#### [ASSIGNED TASK]
For every line in the material, print that line exactly.

#### [ENTRIES PROVIDED]
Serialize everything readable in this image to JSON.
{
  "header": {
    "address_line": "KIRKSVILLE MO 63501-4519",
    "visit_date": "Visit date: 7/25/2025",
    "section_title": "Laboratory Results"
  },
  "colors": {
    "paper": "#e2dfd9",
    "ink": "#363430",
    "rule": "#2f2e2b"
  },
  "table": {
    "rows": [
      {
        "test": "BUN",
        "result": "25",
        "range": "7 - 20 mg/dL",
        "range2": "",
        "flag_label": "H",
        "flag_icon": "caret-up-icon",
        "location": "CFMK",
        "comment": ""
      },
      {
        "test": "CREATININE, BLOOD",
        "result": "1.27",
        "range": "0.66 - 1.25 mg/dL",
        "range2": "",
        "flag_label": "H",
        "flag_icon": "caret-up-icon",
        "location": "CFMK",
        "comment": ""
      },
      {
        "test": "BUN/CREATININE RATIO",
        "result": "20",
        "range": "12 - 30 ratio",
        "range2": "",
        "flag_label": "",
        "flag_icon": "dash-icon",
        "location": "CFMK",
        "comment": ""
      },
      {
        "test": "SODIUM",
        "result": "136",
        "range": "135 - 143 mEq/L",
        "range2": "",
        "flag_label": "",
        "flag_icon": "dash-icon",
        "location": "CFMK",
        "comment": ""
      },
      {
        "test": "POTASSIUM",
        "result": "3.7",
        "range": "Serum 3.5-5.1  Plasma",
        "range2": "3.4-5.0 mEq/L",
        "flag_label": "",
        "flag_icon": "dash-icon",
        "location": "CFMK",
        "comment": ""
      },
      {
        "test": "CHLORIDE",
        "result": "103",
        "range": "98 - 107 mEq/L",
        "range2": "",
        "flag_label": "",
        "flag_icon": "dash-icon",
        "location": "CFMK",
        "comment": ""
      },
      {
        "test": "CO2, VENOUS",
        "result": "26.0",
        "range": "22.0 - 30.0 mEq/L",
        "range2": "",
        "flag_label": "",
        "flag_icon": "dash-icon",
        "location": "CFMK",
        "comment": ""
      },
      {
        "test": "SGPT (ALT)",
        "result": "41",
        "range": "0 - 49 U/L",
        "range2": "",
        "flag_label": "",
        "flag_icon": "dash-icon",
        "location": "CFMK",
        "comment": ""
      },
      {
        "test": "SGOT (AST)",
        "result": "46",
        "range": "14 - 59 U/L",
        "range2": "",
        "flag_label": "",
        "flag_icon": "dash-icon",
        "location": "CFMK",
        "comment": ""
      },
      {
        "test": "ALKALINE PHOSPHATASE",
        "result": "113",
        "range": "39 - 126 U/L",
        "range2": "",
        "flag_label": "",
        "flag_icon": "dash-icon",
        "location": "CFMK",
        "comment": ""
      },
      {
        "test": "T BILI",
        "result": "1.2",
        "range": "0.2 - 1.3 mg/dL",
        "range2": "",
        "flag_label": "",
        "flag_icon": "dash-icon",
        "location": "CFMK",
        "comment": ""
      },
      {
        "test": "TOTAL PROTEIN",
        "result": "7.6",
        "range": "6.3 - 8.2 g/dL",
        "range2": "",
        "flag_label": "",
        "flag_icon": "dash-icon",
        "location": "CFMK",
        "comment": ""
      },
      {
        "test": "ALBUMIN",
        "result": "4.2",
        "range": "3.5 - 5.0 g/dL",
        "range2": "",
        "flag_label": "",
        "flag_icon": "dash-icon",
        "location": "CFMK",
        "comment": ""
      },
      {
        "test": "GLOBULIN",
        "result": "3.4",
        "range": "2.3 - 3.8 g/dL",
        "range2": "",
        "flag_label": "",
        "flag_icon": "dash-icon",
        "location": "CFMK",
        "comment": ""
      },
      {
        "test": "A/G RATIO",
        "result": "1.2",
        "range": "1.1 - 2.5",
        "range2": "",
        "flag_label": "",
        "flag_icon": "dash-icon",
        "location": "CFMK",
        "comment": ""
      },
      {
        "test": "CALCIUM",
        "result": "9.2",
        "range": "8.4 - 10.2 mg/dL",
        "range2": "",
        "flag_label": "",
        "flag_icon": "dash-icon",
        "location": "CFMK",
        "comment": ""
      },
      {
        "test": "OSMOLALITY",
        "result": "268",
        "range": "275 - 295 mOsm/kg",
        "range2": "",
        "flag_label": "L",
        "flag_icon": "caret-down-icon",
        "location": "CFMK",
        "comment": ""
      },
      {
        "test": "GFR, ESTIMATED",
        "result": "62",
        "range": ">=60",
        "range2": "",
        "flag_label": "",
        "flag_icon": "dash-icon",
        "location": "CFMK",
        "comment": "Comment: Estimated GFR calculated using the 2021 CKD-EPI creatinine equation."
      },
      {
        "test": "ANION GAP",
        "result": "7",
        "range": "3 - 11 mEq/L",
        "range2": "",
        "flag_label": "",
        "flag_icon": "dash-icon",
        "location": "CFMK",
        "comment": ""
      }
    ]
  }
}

#### [SOLVED EXERCISE]
Serialize everything readable in this image to JSON.
{
  "header": {
    "address_line": "KIRKSVILLE MO 63501-4519",
    "visit_date": "Visit date: 7/25/2025",
    "section_title": "Laboratory Results"
  },
  "colors": {
    "paper": "#e2dfd9",
    "ink": "#363430",
    "rule": "#2f2e2b"
  },
  "table": {
    "rows": [
      {
        "test": "BUN",
        "result": "25",
        "range": "7 - 20 mg/dL",
        "range2": "",
        "flag_label": "H",
        "flag_icon": "caret-up-icon",
        "location": "CFMK",
        "comment": ""
      },
      {
        "test": "CREATININE, BLOOD",
        "result": "1.27",
        "range": "0.66 - 1.25 mg/dL",
        "range2": "",
        "flag_label": "H",
        "flag_icon": "caret-up-icon",
        "location": "CFMK",
        "comment": ""
      },
      {
        "test": "BUN/CREATININE RATIO",
        "result": "20",
        "range": "12 - 30 ratio",
        "range2": "",
        "flag_label": "",
        "flag_icon": "dash-icon",
        "location": "CFMK",
        "comment": ""
      },
      {
        "test": "SODIUM",
        "result": "136",
        "range": "135 - 143 mEq/L",
        "range2": "",
        "flag_label": "",
        "flag_icon": "dash-icon",
        "location": "CFMK",
        "comment": ""
      },
      {
        "test": "POTASSIUM",
        "result": "3.7",
        "range": "Serum 3.5-5.1  Plasma",
        "range2": "3.4-5.0 mEq/L",
        "flag_label": "",
        "flag_icon": "dash-icon",
        "location": "CFMK",
        "comment": ""
      },
      {
        "test": "CHLORIDE",
        "result": "103",
        "range": "98 - 107 mEq/L",
        "range2": "",
        "flag_label": "",
        "flag_icon": "dash-icon",
        "location": "CFMK",
        "comment": ""
      },
      {
        "test": "CO2, VENOUS",
        "result": "26.0",
        "range": "22.0 - 30.0 mEq/L",
        "range2": "",
        "flag_label": "",
        "flag_icon": "dash-icon",
        "location": "CFMK",
        "comment": ""
      },
      {
        "test": "SGPT (ALT)",
        "result": "41",
        "range": "0 - 49 U/L",
        "range2": "",
        "flag_label": "",
        "flag_icon": "dash-icon",
        "location": "CFMK",
        "comment": ""
      },
      {
        "test": "SGOT (AST)",
        "result": "46",
        "range": "14 - 59 U/L",
        "range2": "",
        "flag_label": "",
        "flag_icon": "dash-icon",
        "location": "CFMK",
        "comment": ""
      },
      {
        "test": "ALKALINE PHOSPHATASE",
        "result": "113",
        "range": "39 - 126 U/L",
        "range2": "",
        "flag_label": "",
        "flag_icon": "dash-icon",
        "location": "CFMK",
        "comment": ""
      },
      {
        "test": "T BILI",
        "result": "1.2",
        "range": "0.2 - 1.3 mg/dL",
        "range2": "",
        "flag_label": "",
        "flag_icon": "dash-icon",
        "location": "CFMK",
        "comment": ""
      },
      {
        "test": "TOTAL PROTEIN",
        "result": "7.6",
        "range": "6.3 - 8.2 g/dL",
        "range2": "",
        "flag_label": "",
        "flag_icon": "dash-icon",
        "location": "CFMK",
        "comment": ""
      },
      {
        "test": "ALBUMIN",
        "result": "4.2",
        "range": "3.5 - 5.0 g/dL",
        "range2": "",
        "flag_label": "",
        "flag_icon": "dash-icon",
        "location": "CFMK",
        "comment": ""
      },
      {
        "test": "GLOBULIN",
        "result": "3.4",
        "range": "2.3 - 3.8 g/dL",
        "range2": "",
        "flag_label": "",
        "flag_icon": "dash-icon",
        "location": "CFMK",
        "comment": ""
      },
      {
        "test": "A/G RATIO",
        "result": "1.2",
        "range": "1.1 - 2.5",
        "range2": "",
        "flag_label": "",
        "flag_icon": "dash-icon",
        "location": "CFMK",
        "comment": ""
      },
      {
        "test": "CALCIUM",
        "result": "9.2",
        "range": "8.4 - 10.2 mg/dL",
        "range2": "",
        "flag_label": "",
        "flag_icon": "dash-icon",
        "location": "CFMK",
        "comment": ""
      },
      {
        "test": "OSMOLALITY",
        "result": "268",
        "range": "275 - 295 mOsm/kg",
        "range2": "",
        "flag_label": "L",
        "flag_icon": "caret-down-icon",
        "location": "CFMK",
        "comment": ""
      },
      {
        "test": "GFR, ESTIMATED",
        "result": "62",
        "range": ">=60",
        "range2": "",
        "flag_label": "",
        "flag_icon": "dash-icon",
        "location": "CFMK",
        "comment": "Comment: Estimated GFR calculated using the 2021 CKD-EPI creatinine equation."
      },
      {
        "test": "ANION GAP",
        "result": "7",
        "range": "3 - 11 mEq/L",
        "range2": "",
        "flag_label": "",
        "flag_icon": "dash-icon",
        "location": "CFMK",
        "comment": ""
      }
    ]
  }
}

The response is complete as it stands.